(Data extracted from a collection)

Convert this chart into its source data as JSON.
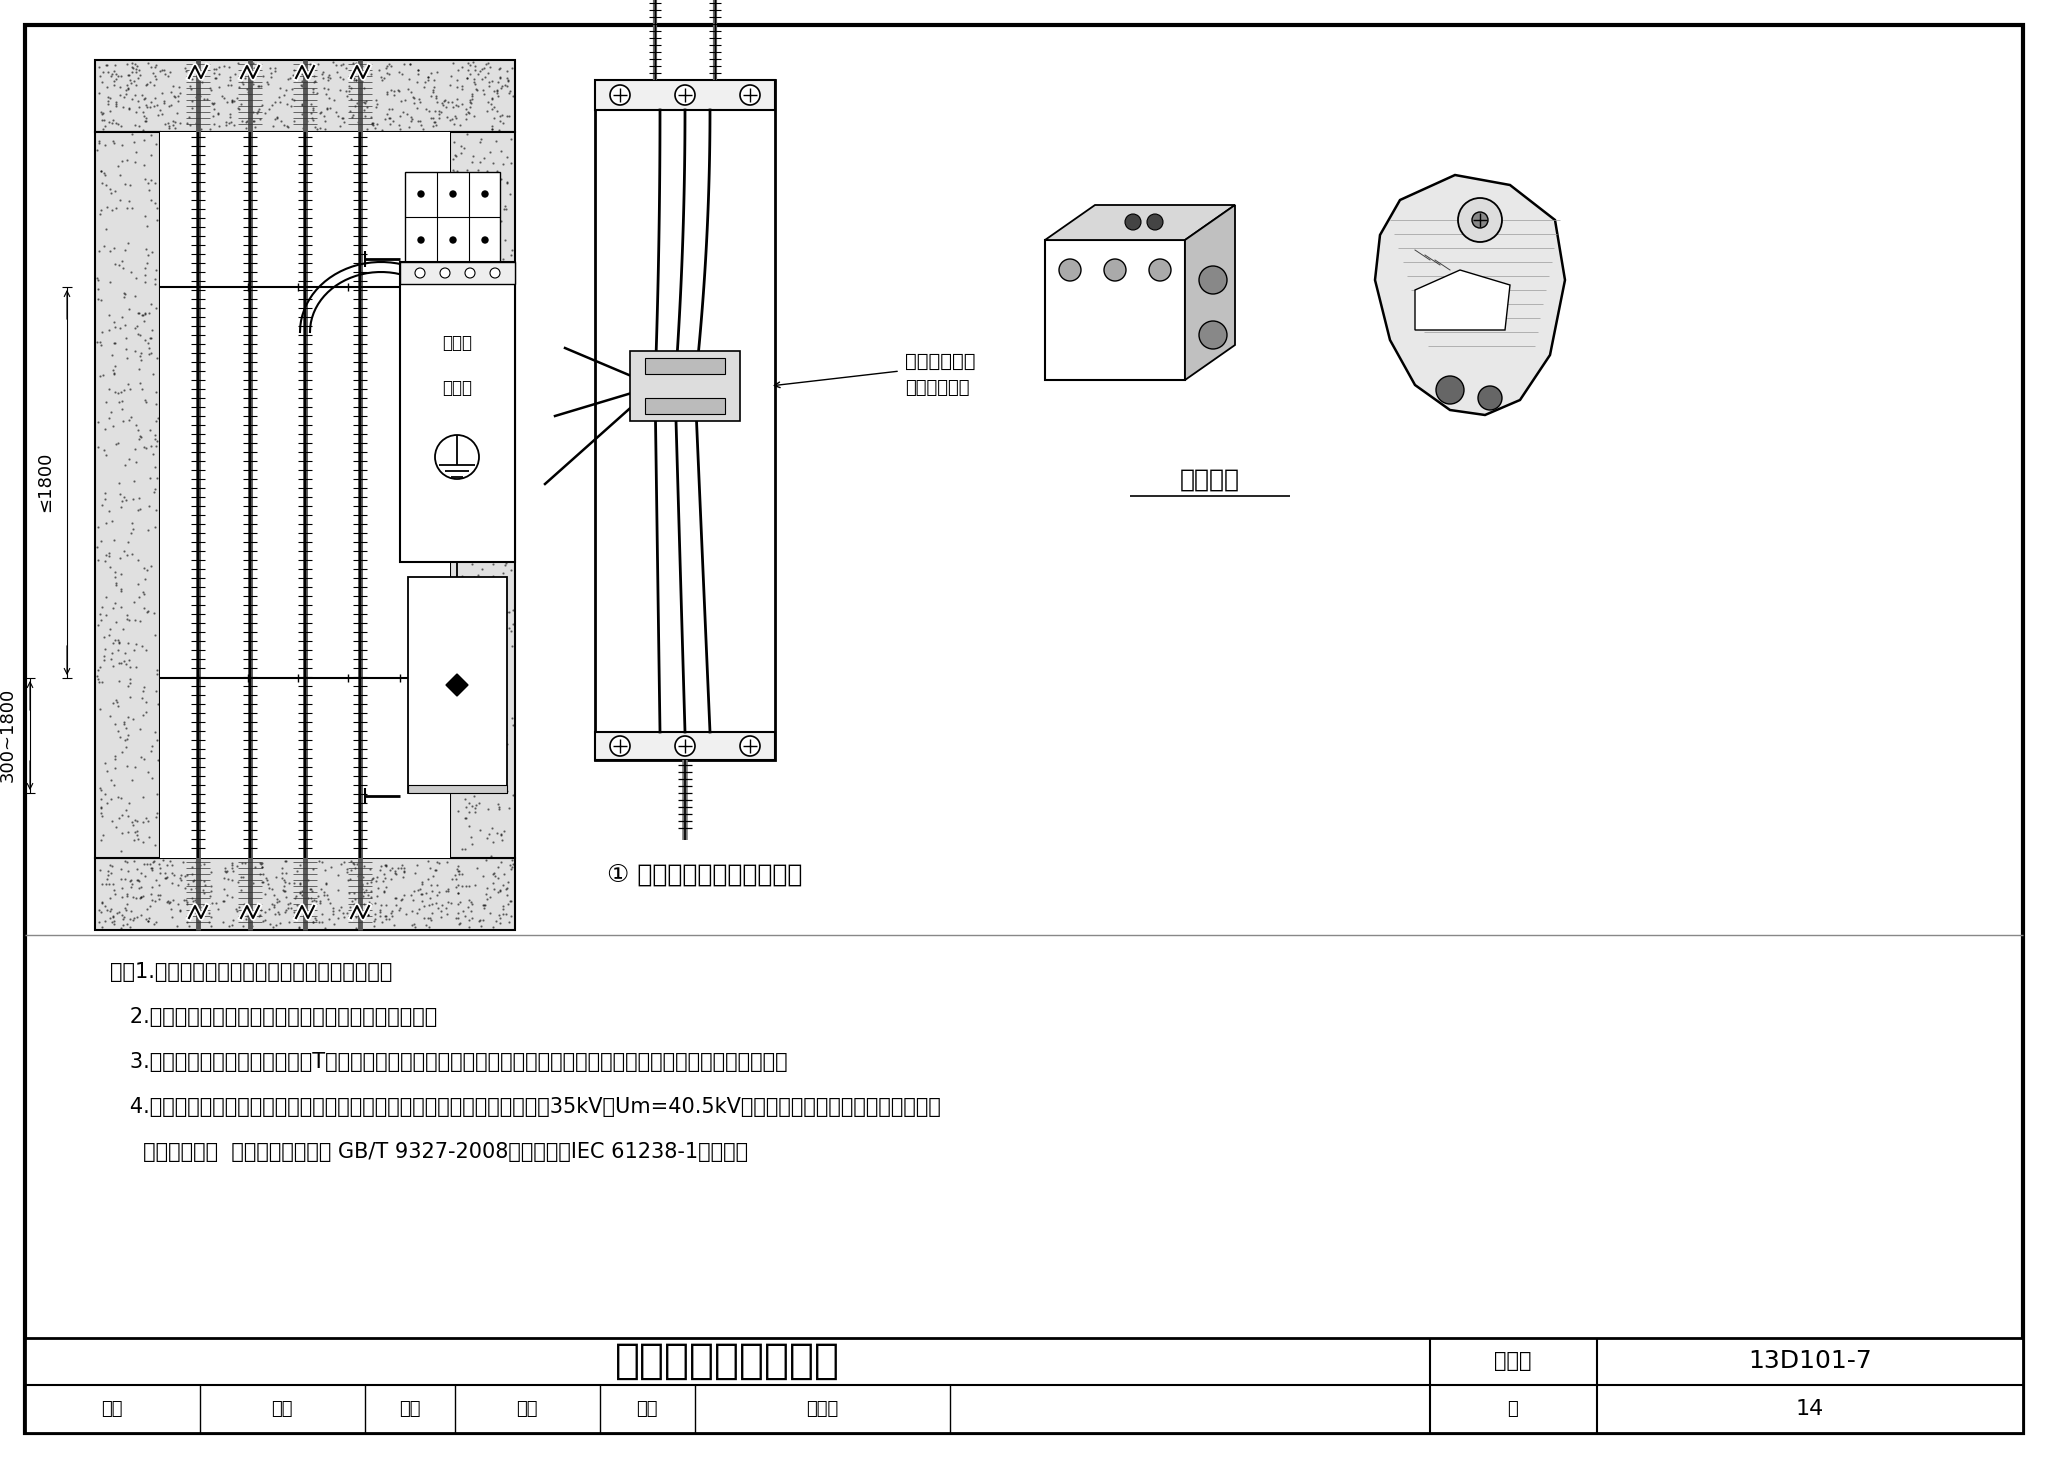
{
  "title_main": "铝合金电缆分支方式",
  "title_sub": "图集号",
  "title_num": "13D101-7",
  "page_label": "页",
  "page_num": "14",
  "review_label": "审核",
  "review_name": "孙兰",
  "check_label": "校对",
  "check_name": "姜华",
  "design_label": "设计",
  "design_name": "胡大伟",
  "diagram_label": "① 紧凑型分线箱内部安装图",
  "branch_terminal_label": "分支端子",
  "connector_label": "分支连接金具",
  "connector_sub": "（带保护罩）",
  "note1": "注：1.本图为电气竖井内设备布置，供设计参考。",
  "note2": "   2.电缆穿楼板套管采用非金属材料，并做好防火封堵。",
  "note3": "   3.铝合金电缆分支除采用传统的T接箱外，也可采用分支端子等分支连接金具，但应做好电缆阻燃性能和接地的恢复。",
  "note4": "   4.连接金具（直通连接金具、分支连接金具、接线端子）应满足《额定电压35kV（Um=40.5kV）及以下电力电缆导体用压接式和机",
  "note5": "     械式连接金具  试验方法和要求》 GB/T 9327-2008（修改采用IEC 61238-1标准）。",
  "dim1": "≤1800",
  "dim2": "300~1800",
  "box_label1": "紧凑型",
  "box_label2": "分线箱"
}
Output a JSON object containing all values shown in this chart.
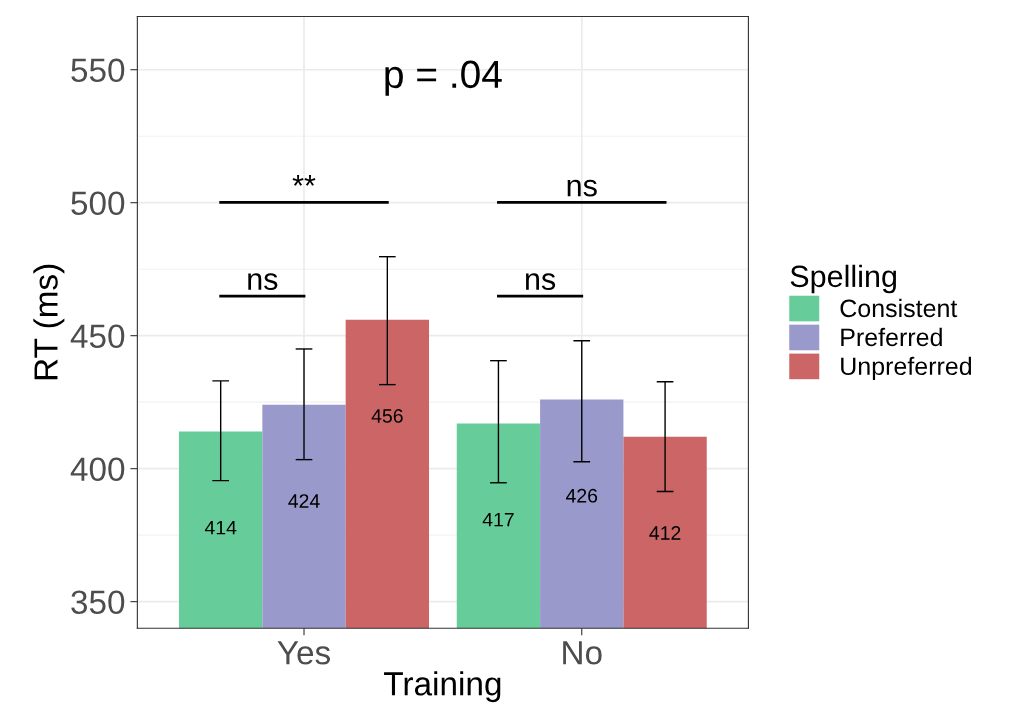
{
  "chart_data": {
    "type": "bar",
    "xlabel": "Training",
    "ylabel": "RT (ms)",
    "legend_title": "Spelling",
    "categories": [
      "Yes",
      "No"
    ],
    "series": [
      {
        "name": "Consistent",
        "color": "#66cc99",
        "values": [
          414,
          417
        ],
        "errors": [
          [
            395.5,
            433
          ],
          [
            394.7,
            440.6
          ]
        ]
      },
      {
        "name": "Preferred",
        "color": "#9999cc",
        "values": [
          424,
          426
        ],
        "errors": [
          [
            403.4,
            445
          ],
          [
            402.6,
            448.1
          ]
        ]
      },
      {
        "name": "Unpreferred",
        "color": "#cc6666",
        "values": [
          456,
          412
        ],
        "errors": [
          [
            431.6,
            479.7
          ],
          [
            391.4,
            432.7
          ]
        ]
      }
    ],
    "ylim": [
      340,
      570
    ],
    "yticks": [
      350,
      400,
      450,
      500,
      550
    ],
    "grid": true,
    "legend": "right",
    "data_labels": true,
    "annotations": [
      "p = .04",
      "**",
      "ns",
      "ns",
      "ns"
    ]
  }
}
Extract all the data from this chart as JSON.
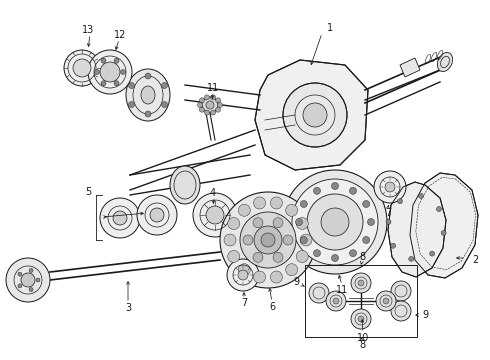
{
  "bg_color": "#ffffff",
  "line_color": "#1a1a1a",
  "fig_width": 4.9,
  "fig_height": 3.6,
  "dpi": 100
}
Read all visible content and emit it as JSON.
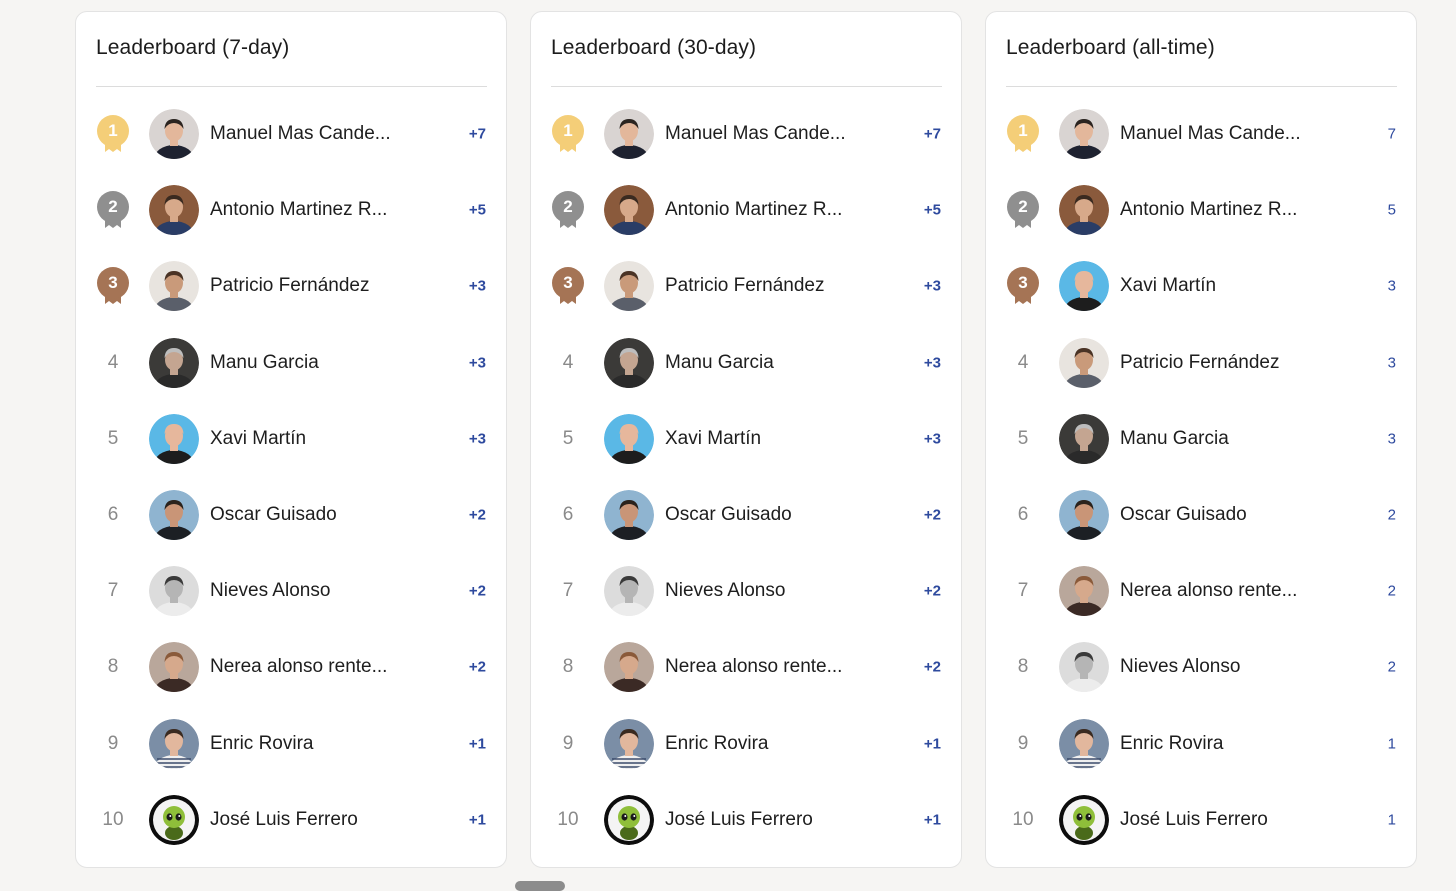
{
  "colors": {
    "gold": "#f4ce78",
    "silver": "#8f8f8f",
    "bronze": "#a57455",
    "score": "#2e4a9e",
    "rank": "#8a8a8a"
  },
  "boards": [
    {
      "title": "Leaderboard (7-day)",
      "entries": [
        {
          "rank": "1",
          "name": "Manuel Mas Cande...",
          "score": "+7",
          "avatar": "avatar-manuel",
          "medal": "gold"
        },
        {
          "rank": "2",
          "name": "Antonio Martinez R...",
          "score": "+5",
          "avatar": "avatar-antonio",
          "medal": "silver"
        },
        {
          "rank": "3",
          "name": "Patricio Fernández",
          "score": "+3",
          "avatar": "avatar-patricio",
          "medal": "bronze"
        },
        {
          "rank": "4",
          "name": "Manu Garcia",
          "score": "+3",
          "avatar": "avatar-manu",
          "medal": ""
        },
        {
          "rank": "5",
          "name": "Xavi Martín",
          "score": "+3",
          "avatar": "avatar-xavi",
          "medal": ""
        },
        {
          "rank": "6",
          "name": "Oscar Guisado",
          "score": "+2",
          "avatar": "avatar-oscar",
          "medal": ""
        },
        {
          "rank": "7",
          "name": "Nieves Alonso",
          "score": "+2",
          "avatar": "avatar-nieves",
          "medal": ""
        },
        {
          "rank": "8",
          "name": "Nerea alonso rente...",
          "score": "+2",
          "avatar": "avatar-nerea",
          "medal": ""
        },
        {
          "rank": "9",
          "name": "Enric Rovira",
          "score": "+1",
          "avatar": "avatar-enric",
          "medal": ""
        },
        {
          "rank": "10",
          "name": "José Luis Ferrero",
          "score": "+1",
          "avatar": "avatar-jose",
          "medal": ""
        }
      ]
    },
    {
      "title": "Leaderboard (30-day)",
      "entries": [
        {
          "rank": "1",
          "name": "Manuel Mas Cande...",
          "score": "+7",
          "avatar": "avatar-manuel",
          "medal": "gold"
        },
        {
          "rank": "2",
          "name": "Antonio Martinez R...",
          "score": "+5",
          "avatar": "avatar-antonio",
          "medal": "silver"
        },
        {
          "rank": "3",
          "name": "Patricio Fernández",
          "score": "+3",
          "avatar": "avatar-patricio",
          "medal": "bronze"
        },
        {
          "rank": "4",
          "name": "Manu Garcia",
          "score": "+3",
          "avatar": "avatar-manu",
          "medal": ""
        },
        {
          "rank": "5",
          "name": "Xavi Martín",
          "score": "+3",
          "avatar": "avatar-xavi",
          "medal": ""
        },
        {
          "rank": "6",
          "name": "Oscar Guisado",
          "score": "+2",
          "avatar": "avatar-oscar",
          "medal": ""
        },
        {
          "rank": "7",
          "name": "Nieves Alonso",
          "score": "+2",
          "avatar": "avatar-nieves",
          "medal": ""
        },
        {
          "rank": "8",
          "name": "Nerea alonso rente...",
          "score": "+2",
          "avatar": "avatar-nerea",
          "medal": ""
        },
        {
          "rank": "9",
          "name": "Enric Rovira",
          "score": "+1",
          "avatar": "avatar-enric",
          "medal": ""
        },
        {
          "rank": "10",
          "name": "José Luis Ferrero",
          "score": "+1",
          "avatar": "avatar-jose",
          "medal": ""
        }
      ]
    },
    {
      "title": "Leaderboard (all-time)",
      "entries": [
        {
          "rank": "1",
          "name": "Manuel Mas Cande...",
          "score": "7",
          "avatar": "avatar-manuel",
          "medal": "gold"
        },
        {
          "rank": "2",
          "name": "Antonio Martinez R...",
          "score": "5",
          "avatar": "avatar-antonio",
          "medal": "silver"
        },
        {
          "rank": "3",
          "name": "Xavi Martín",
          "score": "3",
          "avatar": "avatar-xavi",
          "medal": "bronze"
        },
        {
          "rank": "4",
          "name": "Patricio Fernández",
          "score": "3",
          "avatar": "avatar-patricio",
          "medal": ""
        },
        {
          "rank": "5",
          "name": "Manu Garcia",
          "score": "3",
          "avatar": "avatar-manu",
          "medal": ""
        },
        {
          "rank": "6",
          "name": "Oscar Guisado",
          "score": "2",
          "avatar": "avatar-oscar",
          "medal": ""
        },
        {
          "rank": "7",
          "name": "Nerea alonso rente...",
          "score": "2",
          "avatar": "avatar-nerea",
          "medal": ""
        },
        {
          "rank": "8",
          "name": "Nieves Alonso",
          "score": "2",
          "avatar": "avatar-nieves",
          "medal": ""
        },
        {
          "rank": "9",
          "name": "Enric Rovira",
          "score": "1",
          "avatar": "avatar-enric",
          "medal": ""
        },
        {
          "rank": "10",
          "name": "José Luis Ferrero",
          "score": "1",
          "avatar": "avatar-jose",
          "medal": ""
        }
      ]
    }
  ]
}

WORK REQUIRED
Leave the images out and output the remaining material exactly as it stands.

COMPLETE ANSWER
Convert this chart into its source data as JSON.
{
  "title_main": "铝合金电缆分支方式",
  "title_sub": "图集号",
  "title_num": "13D101-7",
  "page_label": "页",
  "page_num": "14",
  "review_label": "审核",
  "review_name": "孙兰",
  "check_label": "校对",
  "check_name": "姜华",
  "design_label": "设计",
  "design_name": "胡大伟",
  "diagram_label": "① 紧凑型分线箱内部安装图",
  "branch_terminal_label": "分支端子",
  "connector_label": "分支连接金具",
  "connector_sub": "（带保护罩）",
  "note1": "注：1.本图为电气竖井内设备布置，供设计参考。",
  "note2": "   2.电缆穿楼板套管采用非金属材料，并做好防火封堵。",
  "note3": "   3.铝合金电缆分支除采用传统的T接箱外，也可采用分支端子等分支连接金具，但应做好电缆阻燃性能和接地的恢复。",
  "note4": "   4.连接金具（直通连接金具、分支连接金具、接线端子）应满足《额定电压35kV（Um=40.5kV）及以下电力电缆导体用压接式和机",
  "note5": "     械式连接金具  试验方法和要求》 GB/T 9327-2008（修改采用IEC 61238-1标准）。",
  "dim1": "≤1800",
  "dim2": "300~1800",
  "box_label1": "紧凑型",
  "box_label2": "分线箱"
}
Output a JSON object containing all values shown in this chart.
{
  "chart_data": {
    "type": "bar",
    "xlabel": "Training",
    "ylabel": "RT (ms)",
    "legend_title": "Spelling",
    "categories": [
      "Yes",
      "No"
    ],
    "series": [
      {
        "name": "Consistent",
        "color": "#66cc99",
        "values": [
          414,
          417
        ],
        "errors": [
          [
            395.5,
            433
          ],
          [
            394.7,
            440.6
          ]
        ]
      },
      {
        "name": "Preferred",
        "color": "#9999cc",
        "values": [
          424,
          426
        ],
        "errors": [
          [
            403.4,
            445
          ],
          [
            402.6,
            448.1
          ]
        ]
      },
      {
        "name": "Unpreferred",
        "color": "#cc6666",
        "values": [
          456,
          412
        ],
        "errors": [
          [
            431.6,
            479.7
          ],
          [
            391.4,
            432.7
          ]
        ]
      }
    ],
    "ylim": [
      340,
      570
    ],
    "yticks": [
      350,
      400,
      450,
      500,
      550
    ],
    "grid": true,
    "legend": "right",
    "data_labels": true,
    "annotations": [
      "p = .04",
      "**",
      "ns",
      "ns",
      "ns"
    ]
  }
}
Extract all the data from this chart as JSON.
{
  "bg_color": "#ffffff",
  "line_color": "#1a1a1a",
  "fig_width": 4.9,
  "fig_height": 3.6,
  "dpi": 100
}
Read all visible content and emit it as JSON.
{
  "colors": {
    "gold": "#f4ce78",
    "silver": "#8f8f8f",
    "bronze": "#a57455",
    "score": "#2e4a9e",
    "rank": "#8a8a8a"
  },
  "boards": [
    {
      "title": "Leaderboard (7-day)",
      "entries": [
        {
          "rank": "1",
          "name": "Manuel Mas Cande...",
          "score": "+7",
          "avatar": "avatar-manuel",
          "medal": "gold"
        },
        {
          "rank": "2",
          "name": "Antonio Martinez R...",
          "score": "+5",
          "avatar": "avatar-antonio",
          "medal": "silver"
        },
        {
          "rank": "3",
          "name": "Patricio Fernández",
          "score": "+3",
          "avatar": "avatar-patricio",
          "medal": "bronze"
        },
        {
          "rank": "4",
          "name": "Manu Garcia",
          "score": "+3",
          "avatar": "avatar-manu",
          "medal": ""
        },
        {
          "rank": "5",
          "name": "Xavi Martín",
          "score": "+3",
          "avatar": "avatar-xavi",
          "medal": ""
        },
        {
          "rank": "6",
          "name": "Oscar Guisado",
          "score": "+2",
          "avatar": "avatar-oscar",
          "medal": ""
        },
        {
          "rank": "7",
          "name": "Nieves Alonso",
          "score": "+2",
          "avatar": "avatar-nieves",
          "medal": ""
        },
        {
          "rank": "8",
          "name": "Nerea alonso rente...",
          "score": "+2",
          "avatar": "avatar-nerea",
          "medal": ""
        },
        {
          "rank": "9",
          "name": "Enric Rovira",
          "score": "+1",
          "avatar": "avatar-enric",
          "medal": ""
        },
        {
          "rank": "10",
          "name": "José Luis Ferrero",
          "score": "+1",
          "avatar": "avatar-jose",
          "medal": ""
        }
      ]
    },
    {
      "title": "Leaderboard (30-day)",
      "entries": [
        {
          "rank": "1",
          "name": "Manuel Mas Cande...",
          "score": "+7",
          "avatar": "avatar-manuel",
          "medal": "gold"
        },
        {
          "rank": "2",
          "name": "Antonio Martinez R...",
          "score": "+5",
          "avatar": "avatar-antonio",
          "medal": "silver"
        },
        {
          "rank": "3",
          "name": "Patricio Fernández",
          "score": "+3",
          "avatar": "avatar-patricio",
          "medal": "bronze"
        },
        {
          "rank": "4",
          "name": "Manu Garcia",
          "score": "+3",
          "avatar": "avatar-manu",
          "medal": ""
        },
        {
          "rank": "5",
          "name": "Xavi Martín",
          "score": "+3",
          "avatar": "avatar-xavi",
          "medal": ""
        },
        {
          "rank": "6",
          "name": "Oscar Guisado",
          "score": "+2",
          "avatar": "avatar-oscar",
          "medal": ""
        },
        {
          "rank": "7",
          "name": "Nieves Alonso",
          "score": "+2",
          "avatar": "avatar-nieves",
          "medal": ""
        },
        {
          "rank": "8",
          "name": "Nerea alonso rente...",
          "score": "+2",
          "avatar": "avatar-nerea",
          "medal": ""
        },
        {
          "rank": "9",
          "name": "Enric Rovira",
          "score": "+1",
          "avatar": "avatar-enric",
          "medal": ""
        },
        {
          "rank": "10",
          "name": "José Luis Ferrero",
          "score": "+1",
          "avatar": "avatar-jose",
          "medal": ""
        }
      ]
    },
    {
      "title": "Leaderboard (all-time)",
      "entries": [
        {
          "rank": "1",
          "name": "Manuel Mas Cande...",
          "score": "7",
          "avatar": "avatar-manuel",
          "medal": "gold"
        },
        {
          "rank": "2",
          "name": "Antonio Martinez R...",
          "score": "5",
          "avatar": "avatar-antonio",
          "medal": "silver"
        },
        {
          "rank": "3",
          "name": "Xavi Martín",
          "score": "3",
          "avatar": "avatar-xavi",
          "medal": "bronze"
        },
        {
          "rank": "4",
          "name": "Patricio Fernández",
          "score": "3",
          "avatar": "avatar-patricio",
          "medal": ""
        },
        {
          "rank": "5",
          "name": "Manu Garcia",
          "score": "3",
          "avatar": "avatar-manu",
          "medal": ""
        },
        {
          "rank": "6",
          "name": "Oscar Guisado",
          "score": "2",
          "avatar": "avatar-oscar",
          "medal": ""
        },
        {
          "rank": "7",
          "name": "Nerea alonso rente...",
          "score": "2",
          "avatar": "avatar-nerea",
          "medal": ""
        },
        {
          "rank": "8",
          "name": "Nieves Alonso",
          "score": "2",
          "avatar": "avatar-nieves",
          "medal": ""
        },
        {
          "rank": "9",
          "name": "Enric Rovira",
          "score": "1",
          "avatar": "avatar-enric",
          "medal": ""
        },
        {
          "rank": "10",
          "name": "José Luis Ferrero",
          "score": "1",
          "avatar": "avatar-jose",
          "medal": ""
        }
      ]
    }
  ]
}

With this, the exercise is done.